* _What the task requires_
Each line of the data that includes the string "Noise" is to be copied out.

Collected data:

--- Begin ---

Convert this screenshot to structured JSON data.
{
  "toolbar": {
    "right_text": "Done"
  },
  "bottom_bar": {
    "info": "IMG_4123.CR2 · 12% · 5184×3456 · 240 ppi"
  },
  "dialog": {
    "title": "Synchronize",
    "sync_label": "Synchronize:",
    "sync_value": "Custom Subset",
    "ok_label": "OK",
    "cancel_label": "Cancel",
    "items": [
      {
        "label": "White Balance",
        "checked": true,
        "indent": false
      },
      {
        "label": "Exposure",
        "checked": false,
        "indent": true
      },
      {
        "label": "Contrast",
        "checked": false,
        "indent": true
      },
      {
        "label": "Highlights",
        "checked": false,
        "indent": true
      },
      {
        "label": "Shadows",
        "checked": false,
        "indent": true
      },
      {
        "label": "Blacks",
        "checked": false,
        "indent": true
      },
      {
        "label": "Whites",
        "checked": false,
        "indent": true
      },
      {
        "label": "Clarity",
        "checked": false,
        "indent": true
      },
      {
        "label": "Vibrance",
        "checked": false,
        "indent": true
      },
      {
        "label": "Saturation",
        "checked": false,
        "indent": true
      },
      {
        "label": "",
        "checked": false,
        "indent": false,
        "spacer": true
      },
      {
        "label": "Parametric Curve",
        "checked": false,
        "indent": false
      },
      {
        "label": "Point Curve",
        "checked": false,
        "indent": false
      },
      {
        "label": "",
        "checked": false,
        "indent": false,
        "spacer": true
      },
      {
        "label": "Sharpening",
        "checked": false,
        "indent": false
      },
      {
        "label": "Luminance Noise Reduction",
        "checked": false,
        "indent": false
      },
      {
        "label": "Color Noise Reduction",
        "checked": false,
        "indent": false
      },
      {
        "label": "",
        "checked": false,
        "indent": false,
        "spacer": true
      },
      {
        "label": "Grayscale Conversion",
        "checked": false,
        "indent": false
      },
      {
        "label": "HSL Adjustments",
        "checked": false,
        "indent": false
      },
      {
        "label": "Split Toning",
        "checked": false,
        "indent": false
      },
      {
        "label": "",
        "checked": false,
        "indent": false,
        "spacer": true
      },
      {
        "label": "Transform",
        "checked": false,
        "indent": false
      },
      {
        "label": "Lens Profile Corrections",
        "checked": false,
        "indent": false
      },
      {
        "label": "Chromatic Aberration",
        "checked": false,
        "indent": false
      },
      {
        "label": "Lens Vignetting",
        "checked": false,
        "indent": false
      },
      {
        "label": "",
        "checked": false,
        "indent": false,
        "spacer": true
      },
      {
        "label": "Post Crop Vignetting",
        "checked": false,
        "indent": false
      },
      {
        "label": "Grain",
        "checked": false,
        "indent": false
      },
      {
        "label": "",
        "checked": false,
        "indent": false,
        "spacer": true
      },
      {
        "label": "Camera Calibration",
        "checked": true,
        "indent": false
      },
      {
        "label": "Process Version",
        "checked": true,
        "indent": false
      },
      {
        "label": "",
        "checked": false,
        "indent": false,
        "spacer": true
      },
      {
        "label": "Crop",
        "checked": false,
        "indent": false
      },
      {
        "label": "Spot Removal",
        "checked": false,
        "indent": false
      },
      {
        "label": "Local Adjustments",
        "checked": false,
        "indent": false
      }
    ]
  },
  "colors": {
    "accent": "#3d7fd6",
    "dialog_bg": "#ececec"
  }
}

--- End ---

* _Solved problem_
        "label": "Luminance Noise Reduction",
        "label": "Color Noise Reduction",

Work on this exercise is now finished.